* YOUR OBJECTIVE: Return every entry exactly as written.

## START EXCERPTED RECORDS

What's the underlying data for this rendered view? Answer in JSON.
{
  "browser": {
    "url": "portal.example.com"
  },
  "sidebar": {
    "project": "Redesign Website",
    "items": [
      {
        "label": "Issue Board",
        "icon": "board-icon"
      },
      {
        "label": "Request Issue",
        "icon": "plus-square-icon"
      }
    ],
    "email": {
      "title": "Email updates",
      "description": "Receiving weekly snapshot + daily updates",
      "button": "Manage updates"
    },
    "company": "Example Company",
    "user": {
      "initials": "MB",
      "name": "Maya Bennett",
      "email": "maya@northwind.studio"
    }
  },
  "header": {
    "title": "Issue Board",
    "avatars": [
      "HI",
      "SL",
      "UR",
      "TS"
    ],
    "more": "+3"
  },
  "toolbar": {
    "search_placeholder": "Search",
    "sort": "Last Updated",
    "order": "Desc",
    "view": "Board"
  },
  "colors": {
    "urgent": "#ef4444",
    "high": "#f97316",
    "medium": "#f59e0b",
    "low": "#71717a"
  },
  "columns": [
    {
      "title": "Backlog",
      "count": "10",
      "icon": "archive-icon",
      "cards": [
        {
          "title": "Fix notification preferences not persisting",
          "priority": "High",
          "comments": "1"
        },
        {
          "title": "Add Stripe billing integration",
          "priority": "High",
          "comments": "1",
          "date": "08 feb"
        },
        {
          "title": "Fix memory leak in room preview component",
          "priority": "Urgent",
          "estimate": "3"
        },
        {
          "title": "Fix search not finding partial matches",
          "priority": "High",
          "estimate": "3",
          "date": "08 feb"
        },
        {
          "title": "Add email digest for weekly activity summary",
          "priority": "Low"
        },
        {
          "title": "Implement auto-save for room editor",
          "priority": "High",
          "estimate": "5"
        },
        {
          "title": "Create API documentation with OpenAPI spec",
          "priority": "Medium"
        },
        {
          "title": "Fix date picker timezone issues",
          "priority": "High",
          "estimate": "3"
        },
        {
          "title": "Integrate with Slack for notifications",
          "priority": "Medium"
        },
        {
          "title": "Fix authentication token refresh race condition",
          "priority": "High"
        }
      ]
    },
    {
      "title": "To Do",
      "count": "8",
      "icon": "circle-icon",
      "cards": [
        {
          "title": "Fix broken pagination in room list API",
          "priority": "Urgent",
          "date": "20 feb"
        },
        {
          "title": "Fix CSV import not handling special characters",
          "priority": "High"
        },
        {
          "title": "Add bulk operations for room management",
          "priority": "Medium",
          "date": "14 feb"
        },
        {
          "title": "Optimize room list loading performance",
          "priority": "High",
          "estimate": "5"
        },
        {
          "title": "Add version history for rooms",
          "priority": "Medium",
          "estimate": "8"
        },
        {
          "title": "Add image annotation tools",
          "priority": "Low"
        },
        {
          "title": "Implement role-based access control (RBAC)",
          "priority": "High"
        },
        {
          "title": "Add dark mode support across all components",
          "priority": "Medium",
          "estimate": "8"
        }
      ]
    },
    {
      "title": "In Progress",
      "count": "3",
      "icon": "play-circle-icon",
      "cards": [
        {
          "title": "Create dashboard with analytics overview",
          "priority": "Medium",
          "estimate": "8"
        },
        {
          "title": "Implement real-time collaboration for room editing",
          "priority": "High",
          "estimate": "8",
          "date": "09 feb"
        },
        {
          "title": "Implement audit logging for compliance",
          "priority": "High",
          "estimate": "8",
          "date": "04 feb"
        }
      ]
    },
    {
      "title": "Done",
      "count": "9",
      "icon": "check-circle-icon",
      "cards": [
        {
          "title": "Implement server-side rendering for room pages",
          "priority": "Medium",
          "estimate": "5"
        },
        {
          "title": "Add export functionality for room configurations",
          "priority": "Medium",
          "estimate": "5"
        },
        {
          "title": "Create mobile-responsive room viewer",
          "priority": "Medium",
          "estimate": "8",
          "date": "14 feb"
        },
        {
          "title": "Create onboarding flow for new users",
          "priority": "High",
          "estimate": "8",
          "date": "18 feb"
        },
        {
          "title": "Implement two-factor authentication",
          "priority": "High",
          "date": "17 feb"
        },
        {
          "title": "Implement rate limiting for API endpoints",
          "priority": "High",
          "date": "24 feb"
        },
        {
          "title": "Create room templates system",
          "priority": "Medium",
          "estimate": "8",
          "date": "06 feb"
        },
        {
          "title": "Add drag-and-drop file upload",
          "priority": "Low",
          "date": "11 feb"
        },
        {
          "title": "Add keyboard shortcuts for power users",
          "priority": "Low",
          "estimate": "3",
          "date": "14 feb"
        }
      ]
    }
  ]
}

## END EXCERPTED RECORDS

* COMPLETE OUTPUT:
What's the underlying data for this rendered view? Answer in JSON.
{
  "browser": {
    "url": "portal.example.com"
  },
  "sidebar": {
    "project": "Redesign Website",
    "items": [
      {
        "label": "Issue Board",
        "icon": "board-icon"
      },
      {
        "label": "Request Issue",
        "icon": "plus-square-icon"
      }
    ],
    "email": {
      "title": "Email updates",
      "description": "Receiving weekly snapshot + daily updates",
      "button": "Manage updates"
    },
    "company": "Example Company",
    "user": {
      "initials": "MB",
      "name": "Maya Bennett",
      "email": "maya@northwind.studio"
    }
  },
  "header": {
    "title": "Issue Board",
    "avatars": [
      "HI",
      "SL",
      "UR",
      "TS"
    ],
    "more": "+3"
  },
  "toolbar": {
    "search_placeholder": "Search",
    "sort": "Last Updated",
    "order": "Desc",
    "view": "Board"
  },
  "colors": {
    "urgent": "#ef4444",
    "high": "#f97316",
    "medium": "#f59e0b",
    "low": "#71717a"
  },
  "columns": [
    {
      "title": "Backlog",
      "count": "10",
      "icon": "archive-icon",
      "cards": [
        {
          "title": "Fix notification preferences not persisting",
          "priority": "High",
          "comments": "1"
        },
        {
          "title": "Add Stripe billing integration",
          "priority": "High",
          "comments": "1",
          "date": "08 feb"
        },
        {
          "title": "Fix memory leak in room preview component",
          "priority": "Urgent",
          "estimate": "3"
        },
        {
          "title": "Fix search not finding partial matches",
          "priority": "High",
          "estimate": "3",
          "date": "08 feb"
        },
        {
          "title": "Add email digest for weekly activity summary",
          "priority": "Low"
        },
        {
          "title": "Implement auto-save for room editor",
          "priority": "High",
          "estimate": "5"
        },
        {
          "title": "Create API documentation with OpenAPI spec",
          "priority": "Medium"
        },
        {
          "title": "Fix date picker timezone issues",
          "priority": "High",
          "estimate": "3"
        },
        {
          "title": "Integrate with Slack for notifications",
          "priority": "Medium"
        },
        {
          "title": "Fix authentication token refresh race condition",
          "priority": "High"
        }
      ]
    },
    {
      "title": "To Do",
      "count": "8",
      "icon": "circle-icon",
      "cards": [
        {
          "title": "Fix broken pagination in room list API",
          "priority": "Urgent",
          "date": "20 feb"
        },
        {
          "title": "Fix CSV import not handling special characters",
          "priority": "High"
        },
        {
          "title": "Add bulk operations for room management",
          "priority": "Medium",
          "date": "14 feb"
        },
        {
          "title": "Optimize room list loading performance",
          "priority": "High",
          "estimate": "5"
        },
        {
          "title": "Add version history for rooms",
          "priority": "Medium",
          "estimate": "8"
        },
        {
          "title": "Add image annotation tools",
          "priority": "Low"
        },
        {
          "title": "Implement role-based access control (RBAC)",
          "priority": "High"
        },
        {
          "title": "Add dark mode support across all components",
          "priority": "Medium",
          "estimate": "8"
        }
      ]
    },
    {
      "title": "In Progress",
      "count": "3",
      "icon": "play-circle-icon",
      "cards": [
        {
          "title": "Create dashboard with analytics overview",
          "priority": "Medium",
          "estimate": "8"
        },
        {
          "title": "Implement real-time collaboration for room editing",
          "priority": "High",
          "estimate": "8",
          "date": "09 feb"
        },
        {
          "title": "Implement audit logging for compliance",
          "priority": "High",
          "estimate": "8",
          "date": "04 feb"
        }
      ]
    },
    {
      "title": "Done",
      "count": "9",
      "icon": "check-circle-icon",
      "cards": [
        {
          "title": "Implement server-side rendering for room pages",
          "priority": "Medium",
          "estimate": "5"
        },
        {
          "title": "Add export functionality for room configurations",
          "priority": "Medium",
          "estimate": "5"
        },
        {
          "title": "Create mobile-responsive room viewer",
          "priority": "Medium",
          "estimate": "8",
          "date": "14 feb"
        },
        {
          "title": "Create onboarding flow for new users",
          "priority": "High",
          "estimate": "8",
          "date": "18 feb"
        },
        {
          "title": "Implement two-factor authentication",
          "priority": "High",
          "date": "17 feb"
        },
        {
          "title": "Implement rate limiting for API endpoints",
          "priority": "High",
          "date": "24 feb"
        },
        {
          "title": "Create room templates system",
          "priority": "Medium",
          "estimate": "8",
          "date": "06 feb"
        },
        {
          "title": "Add drag-and-drop file upload",
          "priority": "Low",
          "date": "11 feb"
        },
        {
          "title": "Add keyboard shortcuts for power users",
          "priority": "Low",
          "estimate": "3",
          "date": "14 feb"
        }
      ]
    }
  ]
}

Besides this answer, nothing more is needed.